Copy out each line of the material in which the word "sobie" appears.

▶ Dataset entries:

......

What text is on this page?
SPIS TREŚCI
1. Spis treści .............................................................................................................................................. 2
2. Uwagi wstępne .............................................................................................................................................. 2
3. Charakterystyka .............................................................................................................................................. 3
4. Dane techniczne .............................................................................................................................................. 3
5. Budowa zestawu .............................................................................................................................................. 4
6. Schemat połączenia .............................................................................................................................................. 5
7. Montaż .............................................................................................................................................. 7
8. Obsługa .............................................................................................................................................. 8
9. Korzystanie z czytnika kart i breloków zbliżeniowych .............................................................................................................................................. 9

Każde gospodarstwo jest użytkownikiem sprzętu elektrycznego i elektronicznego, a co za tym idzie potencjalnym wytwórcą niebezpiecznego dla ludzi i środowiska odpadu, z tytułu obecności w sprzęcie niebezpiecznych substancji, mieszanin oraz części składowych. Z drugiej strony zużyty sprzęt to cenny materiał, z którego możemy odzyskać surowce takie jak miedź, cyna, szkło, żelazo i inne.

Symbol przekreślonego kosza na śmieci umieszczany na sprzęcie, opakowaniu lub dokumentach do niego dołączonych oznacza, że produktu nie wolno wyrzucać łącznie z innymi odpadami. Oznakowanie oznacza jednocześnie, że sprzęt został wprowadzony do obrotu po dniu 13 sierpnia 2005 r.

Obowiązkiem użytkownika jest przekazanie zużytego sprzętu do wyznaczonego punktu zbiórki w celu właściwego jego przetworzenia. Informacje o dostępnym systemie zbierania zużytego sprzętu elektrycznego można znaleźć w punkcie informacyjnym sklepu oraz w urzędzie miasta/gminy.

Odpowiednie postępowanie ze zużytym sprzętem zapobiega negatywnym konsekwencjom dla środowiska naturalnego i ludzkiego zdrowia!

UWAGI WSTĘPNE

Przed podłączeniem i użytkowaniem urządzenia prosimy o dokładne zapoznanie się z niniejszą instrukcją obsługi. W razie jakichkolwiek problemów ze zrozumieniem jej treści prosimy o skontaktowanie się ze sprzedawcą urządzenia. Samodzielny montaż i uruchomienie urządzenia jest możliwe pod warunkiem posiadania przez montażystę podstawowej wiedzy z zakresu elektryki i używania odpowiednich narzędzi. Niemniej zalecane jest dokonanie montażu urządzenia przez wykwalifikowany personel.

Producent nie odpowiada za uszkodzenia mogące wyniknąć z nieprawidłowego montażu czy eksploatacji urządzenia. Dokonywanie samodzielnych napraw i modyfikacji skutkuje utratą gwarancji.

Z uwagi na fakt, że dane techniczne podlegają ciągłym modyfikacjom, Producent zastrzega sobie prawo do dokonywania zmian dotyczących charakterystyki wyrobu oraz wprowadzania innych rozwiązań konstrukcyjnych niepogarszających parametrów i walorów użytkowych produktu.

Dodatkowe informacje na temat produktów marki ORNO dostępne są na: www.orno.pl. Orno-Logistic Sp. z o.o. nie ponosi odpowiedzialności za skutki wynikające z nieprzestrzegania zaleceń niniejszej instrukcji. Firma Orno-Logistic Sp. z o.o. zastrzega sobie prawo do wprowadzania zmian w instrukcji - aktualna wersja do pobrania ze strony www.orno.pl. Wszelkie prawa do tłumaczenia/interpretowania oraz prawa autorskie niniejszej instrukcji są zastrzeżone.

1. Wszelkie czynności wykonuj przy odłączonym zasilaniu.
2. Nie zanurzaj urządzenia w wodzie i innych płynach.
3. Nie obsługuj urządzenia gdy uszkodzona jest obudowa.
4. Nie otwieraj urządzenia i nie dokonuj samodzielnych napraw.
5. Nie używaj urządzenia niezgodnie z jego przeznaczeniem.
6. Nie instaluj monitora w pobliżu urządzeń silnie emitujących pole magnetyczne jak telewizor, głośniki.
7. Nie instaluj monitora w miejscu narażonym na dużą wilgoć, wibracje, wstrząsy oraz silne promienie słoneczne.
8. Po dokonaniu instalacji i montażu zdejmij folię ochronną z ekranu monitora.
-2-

......

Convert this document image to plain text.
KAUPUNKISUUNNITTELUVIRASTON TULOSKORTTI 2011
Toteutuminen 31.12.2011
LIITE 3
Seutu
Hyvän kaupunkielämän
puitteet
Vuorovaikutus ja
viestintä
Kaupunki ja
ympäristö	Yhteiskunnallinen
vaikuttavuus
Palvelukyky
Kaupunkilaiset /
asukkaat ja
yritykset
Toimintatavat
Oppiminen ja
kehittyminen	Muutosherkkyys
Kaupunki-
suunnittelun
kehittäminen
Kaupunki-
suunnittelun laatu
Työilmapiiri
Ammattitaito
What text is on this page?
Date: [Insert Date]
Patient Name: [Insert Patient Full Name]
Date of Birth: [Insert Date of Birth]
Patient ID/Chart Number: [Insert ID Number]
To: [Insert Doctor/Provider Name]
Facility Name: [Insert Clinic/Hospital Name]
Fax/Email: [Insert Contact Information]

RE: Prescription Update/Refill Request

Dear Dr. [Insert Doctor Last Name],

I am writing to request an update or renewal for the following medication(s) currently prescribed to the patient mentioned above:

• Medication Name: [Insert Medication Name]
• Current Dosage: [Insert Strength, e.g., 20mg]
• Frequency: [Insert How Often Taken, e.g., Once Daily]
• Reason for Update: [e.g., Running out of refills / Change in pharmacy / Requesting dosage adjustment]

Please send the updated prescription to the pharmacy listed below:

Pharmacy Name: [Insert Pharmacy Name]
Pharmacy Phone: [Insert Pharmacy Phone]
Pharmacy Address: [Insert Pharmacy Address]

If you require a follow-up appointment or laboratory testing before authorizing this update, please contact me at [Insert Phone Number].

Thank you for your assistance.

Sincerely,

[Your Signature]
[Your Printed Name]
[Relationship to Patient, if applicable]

......

▶ Result of this exercise:
Z uwagi na fakt, że dane techniczne podlegają ciągłym modyfikacjom, Producent zastrzega sobie prawo do dokonywania zmian dotyczących charakterystyki wyrobu oraz wprowadzania innych rozwiązań konstrukcyjnych niepogarszających parametrów i walorów użytkowych produktu.
Dodatkowe informacje na temat produktów marki ORNO dostępne są na: www.orno.pl. Orno-Logistic Sp. z o.o. nie ponosi odpowiedzialności za skutki wynikające z nieprzestrzegania zaleceń niniejszej instrukcji. Firma Orno-Logistic Sp. z o.o. zastrzega sobie prawo do wprowadzania zmian w instrukcji - aktualna wersja do pobrania ze strony www.orno.pl. Wszelkie prawa do tłumaczenia/interpretowania oraz prawa autorskie niniejszej instrukcji są zastrzeżone.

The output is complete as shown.